(Records from a data source)
--------------------
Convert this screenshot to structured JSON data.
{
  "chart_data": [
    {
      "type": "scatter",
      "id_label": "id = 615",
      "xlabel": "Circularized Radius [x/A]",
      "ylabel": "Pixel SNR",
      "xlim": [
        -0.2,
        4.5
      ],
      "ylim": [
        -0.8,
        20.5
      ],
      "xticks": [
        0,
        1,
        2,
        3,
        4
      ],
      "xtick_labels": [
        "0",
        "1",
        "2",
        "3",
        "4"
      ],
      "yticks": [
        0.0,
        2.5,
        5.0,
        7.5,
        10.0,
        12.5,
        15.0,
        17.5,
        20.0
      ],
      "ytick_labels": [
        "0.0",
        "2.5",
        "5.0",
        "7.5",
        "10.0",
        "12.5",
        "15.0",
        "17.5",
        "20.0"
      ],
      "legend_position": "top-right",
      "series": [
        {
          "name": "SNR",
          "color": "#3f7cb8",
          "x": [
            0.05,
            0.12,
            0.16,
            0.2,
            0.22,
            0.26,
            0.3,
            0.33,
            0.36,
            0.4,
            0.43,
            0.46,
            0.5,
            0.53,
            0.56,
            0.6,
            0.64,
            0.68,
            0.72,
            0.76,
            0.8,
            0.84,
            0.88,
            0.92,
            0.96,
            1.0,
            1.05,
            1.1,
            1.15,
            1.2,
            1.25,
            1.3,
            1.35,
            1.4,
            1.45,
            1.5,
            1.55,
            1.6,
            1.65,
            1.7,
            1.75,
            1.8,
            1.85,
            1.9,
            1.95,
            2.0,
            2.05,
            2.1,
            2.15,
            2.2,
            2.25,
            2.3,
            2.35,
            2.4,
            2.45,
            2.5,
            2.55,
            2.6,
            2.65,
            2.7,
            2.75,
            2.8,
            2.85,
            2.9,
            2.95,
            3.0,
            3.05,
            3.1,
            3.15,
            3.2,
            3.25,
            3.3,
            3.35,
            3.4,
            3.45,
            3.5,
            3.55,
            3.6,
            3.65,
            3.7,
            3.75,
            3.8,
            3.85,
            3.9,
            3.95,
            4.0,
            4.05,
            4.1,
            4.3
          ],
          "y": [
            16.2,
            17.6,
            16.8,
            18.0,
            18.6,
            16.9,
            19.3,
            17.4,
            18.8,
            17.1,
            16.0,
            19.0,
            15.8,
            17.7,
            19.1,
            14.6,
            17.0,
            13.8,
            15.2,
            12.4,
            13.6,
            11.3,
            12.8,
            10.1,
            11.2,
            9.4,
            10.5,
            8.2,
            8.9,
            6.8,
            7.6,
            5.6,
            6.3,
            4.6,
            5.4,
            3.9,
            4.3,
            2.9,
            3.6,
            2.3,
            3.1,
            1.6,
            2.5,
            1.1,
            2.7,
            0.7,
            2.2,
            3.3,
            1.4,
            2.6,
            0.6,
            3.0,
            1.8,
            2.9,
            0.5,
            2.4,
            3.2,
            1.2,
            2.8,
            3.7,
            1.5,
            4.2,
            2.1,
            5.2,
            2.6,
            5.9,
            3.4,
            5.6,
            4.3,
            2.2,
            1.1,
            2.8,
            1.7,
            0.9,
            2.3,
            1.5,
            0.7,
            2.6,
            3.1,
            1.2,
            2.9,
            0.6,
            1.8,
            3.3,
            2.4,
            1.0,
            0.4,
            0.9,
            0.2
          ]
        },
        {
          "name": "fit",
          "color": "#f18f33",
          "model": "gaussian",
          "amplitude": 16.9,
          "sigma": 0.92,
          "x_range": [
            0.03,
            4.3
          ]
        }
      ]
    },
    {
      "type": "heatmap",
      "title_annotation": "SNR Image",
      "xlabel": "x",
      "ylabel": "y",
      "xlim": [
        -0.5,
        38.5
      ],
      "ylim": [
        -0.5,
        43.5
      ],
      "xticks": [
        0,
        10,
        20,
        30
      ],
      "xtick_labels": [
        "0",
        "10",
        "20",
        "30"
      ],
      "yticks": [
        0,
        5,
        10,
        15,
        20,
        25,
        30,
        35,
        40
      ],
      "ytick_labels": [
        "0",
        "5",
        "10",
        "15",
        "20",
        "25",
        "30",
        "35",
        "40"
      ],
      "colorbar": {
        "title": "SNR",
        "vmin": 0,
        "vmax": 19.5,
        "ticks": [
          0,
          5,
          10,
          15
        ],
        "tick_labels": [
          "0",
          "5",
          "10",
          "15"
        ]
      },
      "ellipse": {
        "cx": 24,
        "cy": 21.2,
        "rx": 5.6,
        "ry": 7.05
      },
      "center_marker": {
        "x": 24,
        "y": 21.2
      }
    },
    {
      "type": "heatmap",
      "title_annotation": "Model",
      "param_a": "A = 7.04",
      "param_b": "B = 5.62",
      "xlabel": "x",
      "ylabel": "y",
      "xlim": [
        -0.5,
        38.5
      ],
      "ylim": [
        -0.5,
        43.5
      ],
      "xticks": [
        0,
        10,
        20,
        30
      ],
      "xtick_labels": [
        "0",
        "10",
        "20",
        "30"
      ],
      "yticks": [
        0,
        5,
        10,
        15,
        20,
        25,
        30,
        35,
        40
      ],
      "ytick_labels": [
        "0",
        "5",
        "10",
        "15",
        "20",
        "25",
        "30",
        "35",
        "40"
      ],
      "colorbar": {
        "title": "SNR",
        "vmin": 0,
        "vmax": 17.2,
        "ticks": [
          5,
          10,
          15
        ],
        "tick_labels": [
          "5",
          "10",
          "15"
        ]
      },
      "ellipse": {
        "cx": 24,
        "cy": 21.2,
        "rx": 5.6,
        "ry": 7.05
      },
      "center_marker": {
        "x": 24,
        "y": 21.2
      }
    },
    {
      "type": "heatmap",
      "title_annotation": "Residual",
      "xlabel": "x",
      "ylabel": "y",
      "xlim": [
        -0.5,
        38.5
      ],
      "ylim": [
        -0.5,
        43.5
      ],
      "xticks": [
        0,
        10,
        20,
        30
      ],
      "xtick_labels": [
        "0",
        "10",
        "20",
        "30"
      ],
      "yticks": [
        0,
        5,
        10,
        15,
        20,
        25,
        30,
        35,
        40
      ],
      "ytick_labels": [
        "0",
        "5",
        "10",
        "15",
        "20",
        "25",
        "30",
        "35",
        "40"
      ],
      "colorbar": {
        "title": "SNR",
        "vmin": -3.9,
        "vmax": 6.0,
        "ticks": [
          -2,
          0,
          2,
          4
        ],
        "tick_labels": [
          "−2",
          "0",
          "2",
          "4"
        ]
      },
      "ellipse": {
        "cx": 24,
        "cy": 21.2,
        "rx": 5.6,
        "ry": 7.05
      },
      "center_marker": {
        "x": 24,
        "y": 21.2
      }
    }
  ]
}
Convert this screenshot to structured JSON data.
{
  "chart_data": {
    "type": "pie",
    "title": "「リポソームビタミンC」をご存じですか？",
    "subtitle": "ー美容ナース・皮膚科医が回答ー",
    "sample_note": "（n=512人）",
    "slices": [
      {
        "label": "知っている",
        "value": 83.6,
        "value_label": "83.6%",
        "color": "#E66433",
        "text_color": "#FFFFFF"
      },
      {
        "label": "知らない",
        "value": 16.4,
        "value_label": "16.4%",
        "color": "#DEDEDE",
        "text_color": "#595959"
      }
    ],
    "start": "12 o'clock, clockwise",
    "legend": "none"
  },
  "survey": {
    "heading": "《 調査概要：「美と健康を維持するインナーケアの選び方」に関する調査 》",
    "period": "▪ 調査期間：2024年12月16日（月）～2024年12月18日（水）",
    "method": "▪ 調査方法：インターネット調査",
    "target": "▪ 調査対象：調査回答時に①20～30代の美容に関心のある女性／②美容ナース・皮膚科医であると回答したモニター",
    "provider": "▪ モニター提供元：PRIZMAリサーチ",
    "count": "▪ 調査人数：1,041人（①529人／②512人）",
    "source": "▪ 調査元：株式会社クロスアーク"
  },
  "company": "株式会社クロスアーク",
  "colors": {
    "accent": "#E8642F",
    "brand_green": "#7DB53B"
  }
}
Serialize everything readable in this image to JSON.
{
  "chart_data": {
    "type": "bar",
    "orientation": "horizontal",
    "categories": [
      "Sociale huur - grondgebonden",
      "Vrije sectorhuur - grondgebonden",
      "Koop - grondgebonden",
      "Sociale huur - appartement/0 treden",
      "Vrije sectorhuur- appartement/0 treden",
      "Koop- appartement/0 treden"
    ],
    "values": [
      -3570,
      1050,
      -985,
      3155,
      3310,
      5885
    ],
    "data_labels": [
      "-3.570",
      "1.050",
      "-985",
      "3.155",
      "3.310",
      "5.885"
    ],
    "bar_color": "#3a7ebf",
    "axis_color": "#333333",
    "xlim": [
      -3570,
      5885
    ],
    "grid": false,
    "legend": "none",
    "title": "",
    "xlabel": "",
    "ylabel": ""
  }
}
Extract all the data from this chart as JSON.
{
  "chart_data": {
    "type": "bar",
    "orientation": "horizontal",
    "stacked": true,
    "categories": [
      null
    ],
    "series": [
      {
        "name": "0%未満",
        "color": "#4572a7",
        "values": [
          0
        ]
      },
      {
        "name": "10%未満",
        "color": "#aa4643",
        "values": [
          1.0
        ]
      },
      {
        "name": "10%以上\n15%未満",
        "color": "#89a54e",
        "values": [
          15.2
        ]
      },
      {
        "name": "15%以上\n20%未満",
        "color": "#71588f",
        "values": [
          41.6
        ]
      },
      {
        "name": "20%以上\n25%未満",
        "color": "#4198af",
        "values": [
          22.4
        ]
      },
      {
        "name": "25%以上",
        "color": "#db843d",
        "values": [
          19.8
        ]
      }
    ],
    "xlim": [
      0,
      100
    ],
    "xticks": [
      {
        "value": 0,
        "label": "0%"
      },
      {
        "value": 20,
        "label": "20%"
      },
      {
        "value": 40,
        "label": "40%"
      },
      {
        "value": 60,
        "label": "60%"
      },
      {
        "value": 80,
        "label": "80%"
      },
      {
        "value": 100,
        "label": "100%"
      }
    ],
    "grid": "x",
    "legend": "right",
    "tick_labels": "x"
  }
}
--------------------
◆ Written request:
Filter out all lines lacking the word "grondgebonden" and copy the rest.

◆ Correct output:
      "Sociale huur - grondgebonden",
      "Vrije sectorhuur - grondgebonden",
      "Koop - grondgebonden",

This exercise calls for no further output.